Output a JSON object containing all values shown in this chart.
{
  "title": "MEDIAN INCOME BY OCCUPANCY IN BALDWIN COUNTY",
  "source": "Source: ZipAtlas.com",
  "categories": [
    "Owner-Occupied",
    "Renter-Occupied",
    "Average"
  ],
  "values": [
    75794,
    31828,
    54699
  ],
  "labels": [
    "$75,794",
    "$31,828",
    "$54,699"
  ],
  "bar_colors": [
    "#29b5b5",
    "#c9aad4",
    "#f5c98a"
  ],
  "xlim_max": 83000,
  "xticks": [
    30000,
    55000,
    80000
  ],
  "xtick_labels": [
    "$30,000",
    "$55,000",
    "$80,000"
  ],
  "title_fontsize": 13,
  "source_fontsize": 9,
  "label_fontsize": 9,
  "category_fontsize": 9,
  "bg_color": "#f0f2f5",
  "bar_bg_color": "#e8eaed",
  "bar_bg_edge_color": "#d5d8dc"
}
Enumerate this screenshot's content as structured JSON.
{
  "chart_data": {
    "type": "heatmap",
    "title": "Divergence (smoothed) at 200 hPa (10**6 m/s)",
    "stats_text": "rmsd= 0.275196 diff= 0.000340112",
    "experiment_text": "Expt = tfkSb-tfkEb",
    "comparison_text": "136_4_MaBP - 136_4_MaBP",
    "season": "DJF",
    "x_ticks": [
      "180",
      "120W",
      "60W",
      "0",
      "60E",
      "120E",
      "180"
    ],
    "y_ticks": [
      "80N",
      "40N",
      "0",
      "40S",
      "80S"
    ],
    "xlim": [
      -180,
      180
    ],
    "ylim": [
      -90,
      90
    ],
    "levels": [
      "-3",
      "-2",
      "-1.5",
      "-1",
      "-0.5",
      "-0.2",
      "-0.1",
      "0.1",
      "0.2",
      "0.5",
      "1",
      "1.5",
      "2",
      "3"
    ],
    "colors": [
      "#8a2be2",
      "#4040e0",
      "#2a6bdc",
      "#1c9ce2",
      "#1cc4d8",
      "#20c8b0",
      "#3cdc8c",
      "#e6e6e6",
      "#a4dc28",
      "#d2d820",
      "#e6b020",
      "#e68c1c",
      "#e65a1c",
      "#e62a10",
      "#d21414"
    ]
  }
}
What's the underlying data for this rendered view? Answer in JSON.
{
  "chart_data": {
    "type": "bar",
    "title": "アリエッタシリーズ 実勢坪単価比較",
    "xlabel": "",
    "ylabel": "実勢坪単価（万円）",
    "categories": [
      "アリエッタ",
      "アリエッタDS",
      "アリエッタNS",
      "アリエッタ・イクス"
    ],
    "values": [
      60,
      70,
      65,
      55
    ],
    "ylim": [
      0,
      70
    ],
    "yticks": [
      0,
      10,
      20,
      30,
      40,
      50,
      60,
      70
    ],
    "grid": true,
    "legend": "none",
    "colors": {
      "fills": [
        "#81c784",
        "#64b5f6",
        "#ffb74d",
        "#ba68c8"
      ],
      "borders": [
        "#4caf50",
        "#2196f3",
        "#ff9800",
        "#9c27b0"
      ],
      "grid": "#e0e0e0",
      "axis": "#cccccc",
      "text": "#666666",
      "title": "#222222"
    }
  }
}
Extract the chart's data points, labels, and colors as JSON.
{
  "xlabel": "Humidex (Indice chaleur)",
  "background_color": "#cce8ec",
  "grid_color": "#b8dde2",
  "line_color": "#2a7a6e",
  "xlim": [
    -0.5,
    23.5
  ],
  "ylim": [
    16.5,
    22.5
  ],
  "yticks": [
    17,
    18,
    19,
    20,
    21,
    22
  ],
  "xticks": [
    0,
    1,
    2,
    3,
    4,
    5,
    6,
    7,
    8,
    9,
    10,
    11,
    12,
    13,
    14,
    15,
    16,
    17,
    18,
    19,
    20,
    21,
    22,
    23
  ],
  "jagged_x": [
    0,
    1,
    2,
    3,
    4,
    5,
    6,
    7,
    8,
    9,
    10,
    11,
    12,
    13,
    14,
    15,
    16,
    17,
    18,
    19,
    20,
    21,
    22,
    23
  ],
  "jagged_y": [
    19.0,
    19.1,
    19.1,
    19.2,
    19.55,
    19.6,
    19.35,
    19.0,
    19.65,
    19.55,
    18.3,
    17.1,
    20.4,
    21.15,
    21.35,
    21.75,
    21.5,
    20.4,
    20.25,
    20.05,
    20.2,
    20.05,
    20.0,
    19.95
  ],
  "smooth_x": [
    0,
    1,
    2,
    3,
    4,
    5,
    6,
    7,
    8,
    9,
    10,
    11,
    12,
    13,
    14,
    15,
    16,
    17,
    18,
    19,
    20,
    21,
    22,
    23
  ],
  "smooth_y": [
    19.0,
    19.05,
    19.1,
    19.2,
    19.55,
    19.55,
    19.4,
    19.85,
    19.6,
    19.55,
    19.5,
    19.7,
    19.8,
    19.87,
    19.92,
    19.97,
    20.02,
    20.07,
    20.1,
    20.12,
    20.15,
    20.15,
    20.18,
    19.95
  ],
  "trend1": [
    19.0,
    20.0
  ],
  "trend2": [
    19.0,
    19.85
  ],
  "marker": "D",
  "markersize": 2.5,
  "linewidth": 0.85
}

◇ ◇ ◇ ◇ ◇

Count every line in the preceding entries where the string "values" appears, then state only the total.

3